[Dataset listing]

-----

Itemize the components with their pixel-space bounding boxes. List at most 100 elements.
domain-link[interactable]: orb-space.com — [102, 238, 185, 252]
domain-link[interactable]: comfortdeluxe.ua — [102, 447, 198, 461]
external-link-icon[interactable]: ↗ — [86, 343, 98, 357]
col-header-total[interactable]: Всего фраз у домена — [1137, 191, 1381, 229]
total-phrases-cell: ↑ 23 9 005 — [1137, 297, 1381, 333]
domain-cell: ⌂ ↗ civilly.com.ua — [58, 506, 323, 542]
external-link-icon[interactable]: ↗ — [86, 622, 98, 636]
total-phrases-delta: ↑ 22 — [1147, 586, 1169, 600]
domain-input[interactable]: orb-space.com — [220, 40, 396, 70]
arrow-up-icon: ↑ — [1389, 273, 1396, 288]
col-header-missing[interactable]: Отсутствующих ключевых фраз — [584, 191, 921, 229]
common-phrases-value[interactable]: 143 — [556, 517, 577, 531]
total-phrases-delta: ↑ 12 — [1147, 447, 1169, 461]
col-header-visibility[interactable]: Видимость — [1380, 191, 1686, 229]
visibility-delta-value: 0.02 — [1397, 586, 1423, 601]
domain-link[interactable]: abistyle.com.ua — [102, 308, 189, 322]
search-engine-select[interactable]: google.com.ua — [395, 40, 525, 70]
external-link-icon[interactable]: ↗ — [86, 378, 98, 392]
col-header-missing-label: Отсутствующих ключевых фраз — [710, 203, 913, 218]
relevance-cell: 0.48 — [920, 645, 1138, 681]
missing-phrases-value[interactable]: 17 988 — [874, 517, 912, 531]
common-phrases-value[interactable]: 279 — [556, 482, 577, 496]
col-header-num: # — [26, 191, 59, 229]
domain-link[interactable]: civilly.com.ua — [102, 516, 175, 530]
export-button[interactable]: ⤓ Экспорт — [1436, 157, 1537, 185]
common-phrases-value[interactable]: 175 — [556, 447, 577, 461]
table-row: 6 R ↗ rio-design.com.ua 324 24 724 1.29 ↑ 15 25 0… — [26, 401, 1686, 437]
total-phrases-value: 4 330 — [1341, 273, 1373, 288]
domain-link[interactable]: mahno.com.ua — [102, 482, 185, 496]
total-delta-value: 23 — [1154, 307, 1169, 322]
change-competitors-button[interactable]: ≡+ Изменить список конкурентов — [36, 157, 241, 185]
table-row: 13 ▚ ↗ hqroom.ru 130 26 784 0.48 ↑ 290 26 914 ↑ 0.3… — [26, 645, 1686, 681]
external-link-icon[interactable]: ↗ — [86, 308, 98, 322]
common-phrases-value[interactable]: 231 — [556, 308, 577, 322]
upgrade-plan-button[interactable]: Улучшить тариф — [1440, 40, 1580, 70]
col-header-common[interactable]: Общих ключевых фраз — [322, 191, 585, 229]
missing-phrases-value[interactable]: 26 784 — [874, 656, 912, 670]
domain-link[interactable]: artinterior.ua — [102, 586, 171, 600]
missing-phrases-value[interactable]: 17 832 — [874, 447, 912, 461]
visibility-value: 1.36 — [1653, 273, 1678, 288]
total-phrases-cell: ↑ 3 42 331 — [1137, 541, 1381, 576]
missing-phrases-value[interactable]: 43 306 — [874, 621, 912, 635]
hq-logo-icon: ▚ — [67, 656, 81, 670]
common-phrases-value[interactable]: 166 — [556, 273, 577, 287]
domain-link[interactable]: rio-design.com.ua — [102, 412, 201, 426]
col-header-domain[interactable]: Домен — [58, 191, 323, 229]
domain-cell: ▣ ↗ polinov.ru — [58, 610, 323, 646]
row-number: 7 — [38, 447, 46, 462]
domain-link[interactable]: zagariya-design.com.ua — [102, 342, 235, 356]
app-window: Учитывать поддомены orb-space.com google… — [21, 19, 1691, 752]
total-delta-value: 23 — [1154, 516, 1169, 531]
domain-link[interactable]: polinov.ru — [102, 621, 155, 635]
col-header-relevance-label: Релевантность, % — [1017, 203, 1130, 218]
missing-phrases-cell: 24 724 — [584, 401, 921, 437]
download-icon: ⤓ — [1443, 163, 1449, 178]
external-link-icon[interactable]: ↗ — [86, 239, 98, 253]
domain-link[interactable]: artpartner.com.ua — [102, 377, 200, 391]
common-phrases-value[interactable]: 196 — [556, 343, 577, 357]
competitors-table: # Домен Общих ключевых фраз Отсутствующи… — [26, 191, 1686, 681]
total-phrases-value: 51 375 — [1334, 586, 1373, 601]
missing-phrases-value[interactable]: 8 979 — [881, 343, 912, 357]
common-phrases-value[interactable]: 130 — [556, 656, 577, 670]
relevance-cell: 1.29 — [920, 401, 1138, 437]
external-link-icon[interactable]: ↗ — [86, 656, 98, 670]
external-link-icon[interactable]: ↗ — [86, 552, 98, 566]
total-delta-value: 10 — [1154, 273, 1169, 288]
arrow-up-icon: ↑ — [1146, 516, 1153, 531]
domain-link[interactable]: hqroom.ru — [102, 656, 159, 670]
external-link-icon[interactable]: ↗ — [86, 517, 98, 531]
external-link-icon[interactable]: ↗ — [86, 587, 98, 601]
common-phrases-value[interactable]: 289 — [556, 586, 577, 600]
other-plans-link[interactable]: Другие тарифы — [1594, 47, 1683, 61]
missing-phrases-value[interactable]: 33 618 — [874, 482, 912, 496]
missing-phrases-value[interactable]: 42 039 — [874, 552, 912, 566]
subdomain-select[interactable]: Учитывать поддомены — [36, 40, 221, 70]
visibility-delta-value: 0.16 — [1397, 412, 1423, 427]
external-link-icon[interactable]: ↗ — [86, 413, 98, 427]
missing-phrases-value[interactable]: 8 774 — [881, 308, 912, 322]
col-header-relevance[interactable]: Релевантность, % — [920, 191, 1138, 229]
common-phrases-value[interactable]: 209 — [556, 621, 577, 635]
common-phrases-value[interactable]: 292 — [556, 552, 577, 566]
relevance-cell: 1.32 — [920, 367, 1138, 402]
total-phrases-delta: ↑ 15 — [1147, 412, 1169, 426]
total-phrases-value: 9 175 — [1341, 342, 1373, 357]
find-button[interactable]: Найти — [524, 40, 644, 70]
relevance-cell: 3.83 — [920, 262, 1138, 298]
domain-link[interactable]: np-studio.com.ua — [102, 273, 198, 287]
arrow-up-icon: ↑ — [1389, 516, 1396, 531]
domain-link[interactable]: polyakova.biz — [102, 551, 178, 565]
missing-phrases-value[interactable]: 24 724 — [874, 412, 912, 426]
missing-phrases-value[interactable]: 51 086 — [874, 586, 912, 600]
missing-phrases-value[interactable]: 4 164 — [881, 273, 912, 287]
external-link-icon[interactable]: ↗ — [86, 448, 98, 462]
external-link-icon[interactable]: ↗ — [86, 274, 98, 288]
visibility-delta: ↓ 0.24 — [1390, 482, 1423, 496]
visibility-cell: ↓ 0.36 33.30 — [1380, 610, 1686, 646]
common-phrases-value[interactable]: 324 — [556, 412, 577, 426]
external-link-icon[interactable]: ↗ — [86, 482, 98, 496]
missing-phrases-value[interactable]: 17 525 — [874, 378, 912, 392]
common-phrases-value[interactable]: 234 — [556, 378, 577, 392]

-----

> **Written exercise**
Retype everything from the start of the listing above down to the line containing "arrow-up-icon: ↑ — [1389, 273, 1396, 288]", including that line, with no changes.

> **Task response**
Itemize the components with their pixel-space bounding boxes. List at most 100 elements.
domain-link[interactable]: orb-space.com — [102, 238, 185, 252]
domain-link[interactable]: comfortdeluxe.ua — [102, 447, 198, 461]
external-link-icon[interactable]: ↗ — [86, 343, 98, 357]
col-header-total[interactable]: Всего фраз у домена — [1137, 191, 1381, 229]
total-phrases-cell: ↑ 23 9 005 — [1137, 297, 1381, 333]
domain-cell: ⌂ ↗ civilly.com.ua — [58, 506, 323, 542]
external-link-icon[interactable]: ↗ — [86, 622, 98, 636]
total-phrases-delta: ↑ 22 — [1147, 586, 1169, 600]
domain-input[interactable]: orb-space.com — [220, 40, 396, 70]
arrow-up-icon: ↑ — [1389, 273, 1396, 288]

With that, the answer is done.